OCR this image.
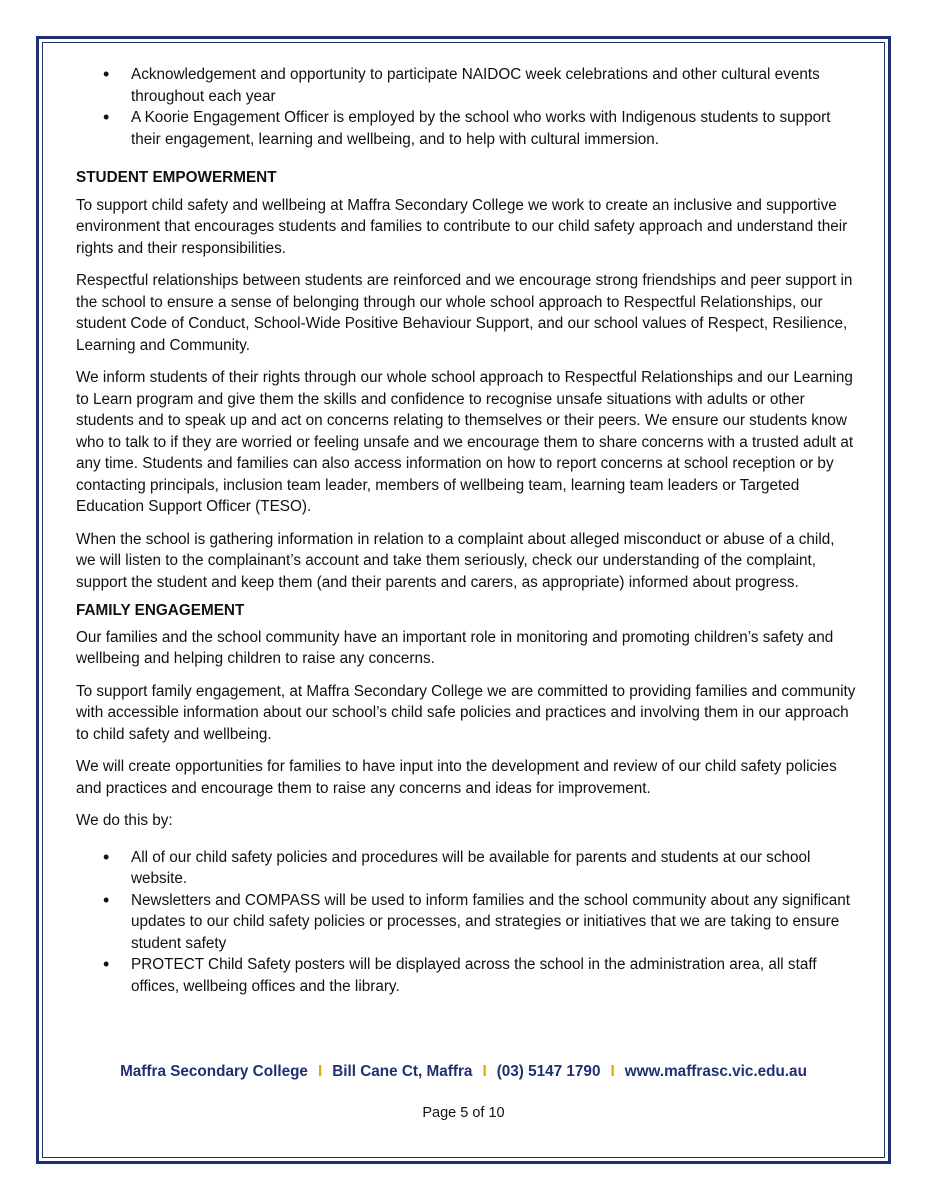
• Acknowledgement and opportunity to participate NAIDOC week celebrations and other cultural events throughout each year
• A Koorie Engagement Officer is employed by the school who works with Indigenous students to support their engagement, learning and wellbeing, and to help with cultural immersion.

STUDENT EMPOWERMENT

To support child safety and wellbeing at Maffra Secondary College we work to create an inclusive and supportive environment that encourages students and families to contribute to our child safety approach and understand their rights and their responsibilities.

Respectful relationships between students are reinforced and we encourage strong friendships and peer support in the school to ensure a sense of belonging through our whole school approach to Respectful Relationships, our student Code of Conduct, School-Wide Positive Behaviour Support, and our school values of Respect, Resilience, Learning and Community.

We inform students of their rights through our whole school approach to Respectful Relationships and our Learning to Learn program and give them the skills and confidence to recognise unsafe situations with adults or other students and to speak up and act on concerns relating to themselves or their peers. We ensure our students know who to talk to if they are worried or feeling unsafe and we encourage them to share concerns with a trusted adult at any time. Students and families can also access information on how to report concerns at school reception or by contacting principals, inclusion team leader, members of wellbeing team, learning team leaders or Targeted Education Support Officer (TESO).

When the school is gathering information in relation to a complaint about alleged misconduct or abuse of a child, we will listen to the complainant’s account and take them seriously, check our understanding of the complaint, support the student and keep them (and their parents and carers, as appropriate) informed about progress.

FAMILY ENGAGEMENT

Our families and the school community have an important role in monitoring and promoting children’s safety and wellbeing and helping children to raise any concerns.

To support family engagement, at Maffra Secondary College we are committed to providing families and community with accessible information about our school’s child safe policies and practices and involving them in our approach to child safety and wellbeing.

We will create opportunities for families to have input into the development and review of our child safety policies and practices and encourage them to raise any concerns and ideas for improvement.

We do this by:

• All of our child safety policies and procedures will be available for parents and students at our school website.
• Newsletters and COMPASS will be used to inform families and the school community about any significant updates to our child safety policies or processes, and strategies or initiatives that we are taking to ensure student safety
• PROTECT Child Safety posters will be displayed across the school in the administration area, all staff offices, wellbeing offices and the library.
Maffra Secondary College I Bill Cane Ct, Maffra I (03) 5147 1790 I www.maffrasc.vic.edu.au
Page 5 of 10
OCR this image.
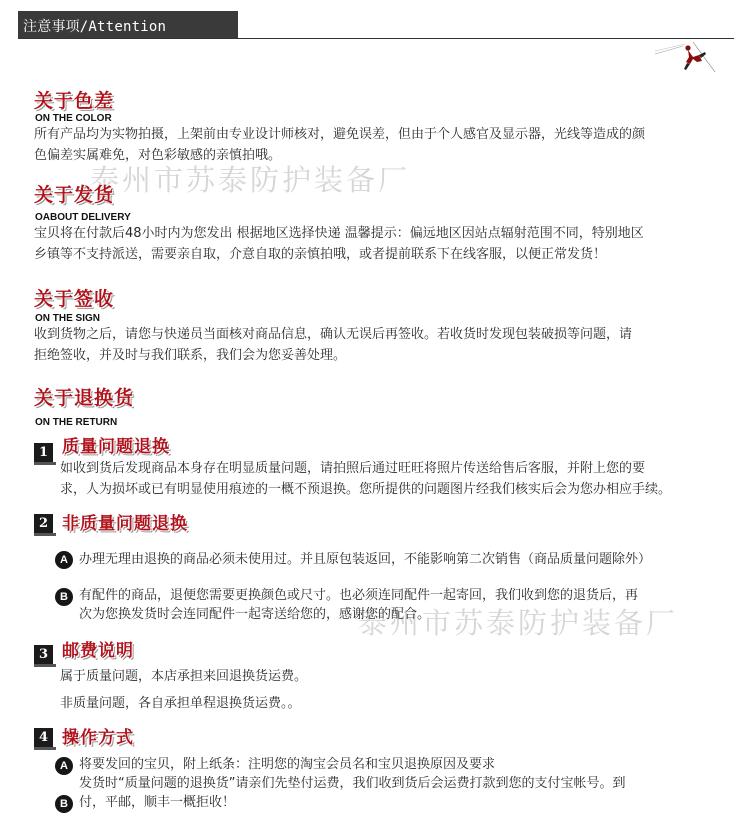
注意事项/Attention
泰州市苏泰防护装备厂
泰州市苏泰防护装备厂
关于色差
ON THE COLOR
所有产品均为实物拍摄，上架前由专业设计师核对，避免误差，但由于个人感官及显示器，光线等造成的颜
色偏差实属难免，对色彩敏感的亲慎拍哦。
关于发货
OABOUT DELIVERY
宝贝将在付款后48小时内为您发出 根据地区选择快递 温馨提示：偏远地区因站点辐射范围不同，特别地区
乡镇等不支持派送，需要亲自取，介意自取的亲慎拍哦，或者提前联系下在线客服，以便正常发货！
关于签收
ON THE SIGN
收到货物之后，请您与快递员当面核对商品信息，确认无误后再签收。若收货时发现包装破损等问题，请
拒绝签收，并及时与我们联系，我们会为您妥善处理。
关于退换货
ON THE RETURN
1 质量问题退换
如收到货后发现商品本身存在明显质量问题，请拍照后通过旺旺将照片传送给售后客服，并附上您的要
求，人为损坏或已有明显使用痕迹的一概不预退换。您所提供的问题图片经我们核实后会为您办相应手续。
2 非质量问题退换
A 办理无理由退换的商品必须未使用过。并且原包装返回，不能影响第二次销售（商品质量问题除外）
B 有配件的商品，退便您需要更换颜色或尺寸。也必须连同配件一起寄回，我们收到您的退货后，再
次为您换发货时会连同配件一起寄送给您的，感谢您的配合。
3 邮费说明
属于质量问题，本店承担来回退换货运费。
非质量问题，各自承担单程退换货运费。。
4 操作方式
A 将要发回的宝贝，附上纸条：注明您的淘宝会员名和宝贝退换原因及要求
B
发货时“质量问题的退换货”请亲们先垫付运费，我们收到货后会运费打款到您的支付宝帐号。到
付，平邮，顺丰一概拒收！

_ _ _ _ _ _ _

Instruction
Give the data again exactly as written, with all pictures left out.

Exercise solution
OCR this image.
• Acknowledgement and opportunity to participate NAIDOC week celebrations and other cultural events throughout each year
• A Koorie Engagement Officer is employed by the school who works with Indigenous students to support their engagement, learning and wellbeing, and to help with cultural immersion.

STUDENT EMPOWERMENT

To support child safety and wellbeing at Maffra Secondary College we work to create an inclusive and supportive environment that encourages students and families to contribute to our child safety approach and understand their rights and their responsibilities.

Respectful relationships between students are reinforced and we encourage strong friendships and peer support in the school to ensure a sense of belonging through our whole school approach to Respectful Relationships, our student Code of Conduct, School-Wide Positive Behaviour Support, and our school values of Respect, Resilience, Learning and Community.

We inform students of their rights through our whole school approach to Respectful Relationships and our Learning to Learn program and give them the skills and confidence to recognise unsafe situations with adults or other students and to speak up and act on concerns relating to themselves or their peers. We ensure our students know who to talk to if they are worried or feeling unsafe and we encourage them to share concerns with a trusted adult at any time. Students and families can also access information on how to report concerns at school reception or by contacting principals, inclusion team leader, members of wellbeing team, learning team leaders or Targeted Education Support Officer (TESO).

When the school is gathering information in relation to a complaint about alleged misconduct or abuse of a child, we will listen to the complainant’s account and take them seriously, check our understanding of the complaint, support the student and keep them (and their parents and carers, as appropriate) informed about progress.

FAMILY ENGAGEMENT

Our families and the school community have an important role in monitoring and promoting children’s safety and wellbeing and helping children to raise any concerns.

To support family engagement, at Maffra Secondary College we are committed to providing families and community with accessible information about our school’s child safe policies and practices and involving them in our approach to child safety and wellbeing.

We will create opportunities for families to have input into the development and review of our child safety policies and practices and encourage them to raise any concerns and ideas for improvement.

We do this by:

• All of our child safety policies and procedures will be available for parents and students at our school website.
• Newsletters and COMPASS will be used to inform families and the school community about any significant updates to our child safety policies or processes, and strategies or initiatives that we are taking to ensure student safety
• PROTECT Child Safety posters will be displayed across the school in the administration area, all staff offices, wellbeing offices and the library.
Maffra Secondary College I Bill Cane Ct, Maffra I (03) 5147 1790 I www.maffrasc.vic.edu.au
Page 5 of 10
OCR this image.
注意事项/Attention
泰州市苏泰防护装备厂
泰州市苏泰防护装备厂
关于色差
ON THE COLOR
所有产品均为实物拍摄，上架前由专业设计师核对，避免误差，但由于个人感官及显示器，光线等造成的颜
色偏差实属难免，对色彩敏感的亲慎拍哦。
关于发货
OABOUT DELIVERY
宝贝将在付款后48小时内为您发出 根据地区选择快递 温馨提示：偏远地区因站点辐射范围不同，特别地区
乡镇等不支持派送，需要亲自取，介意自取的亲慎拍哦，或者提前联系下在线客服，以便正常发货！
关于签收
ON THE SIGN
收到货物之后，请您与快递员当面核对商品信息，确认无误后再签收。若收货时发现包装破损等问题，请
拒绝签收，并及时与我们联系，我们会为您妥善处理。
关于退换货
ON THE RETURN
1 质量问题退换
如收到货后发现商品本身存在明显质量问题，请拍照后通过旺旺将照片传送给售后客服，并附上您的要
求，人为损坏或已有明显使用痕迹的一概不预退换。您所提供的问题图片经我们核实后会为您办相应手续。
2 非质量问题退换
A 办理无理由退换的商品必须未使用过。并且原包装返回，不能影响第二次销售（商品质量问题除外）
B 有配件的商品，退便您需要更换颜色或尺寸。也必须连同配件一起寄回，我们收到您的退货后，再
次为您换发货时会连同配件一起寄送给您的，感谢您的配合。
3 邮费说明
属于质量问题，本店承担来回退换货运费。
非质量问题，各自承担单程退换货运费。。
4 操作方式
A 将要发回的宝贝，附上纸条：注明您的淘宝会员名和宝贝退换原因及要求
B
发货时“质量问题的退换货”请亲们先垫付运费，我们收到货后会运费打款到您的支付宝帐号。到
付，平邮，顺丰一概拒收！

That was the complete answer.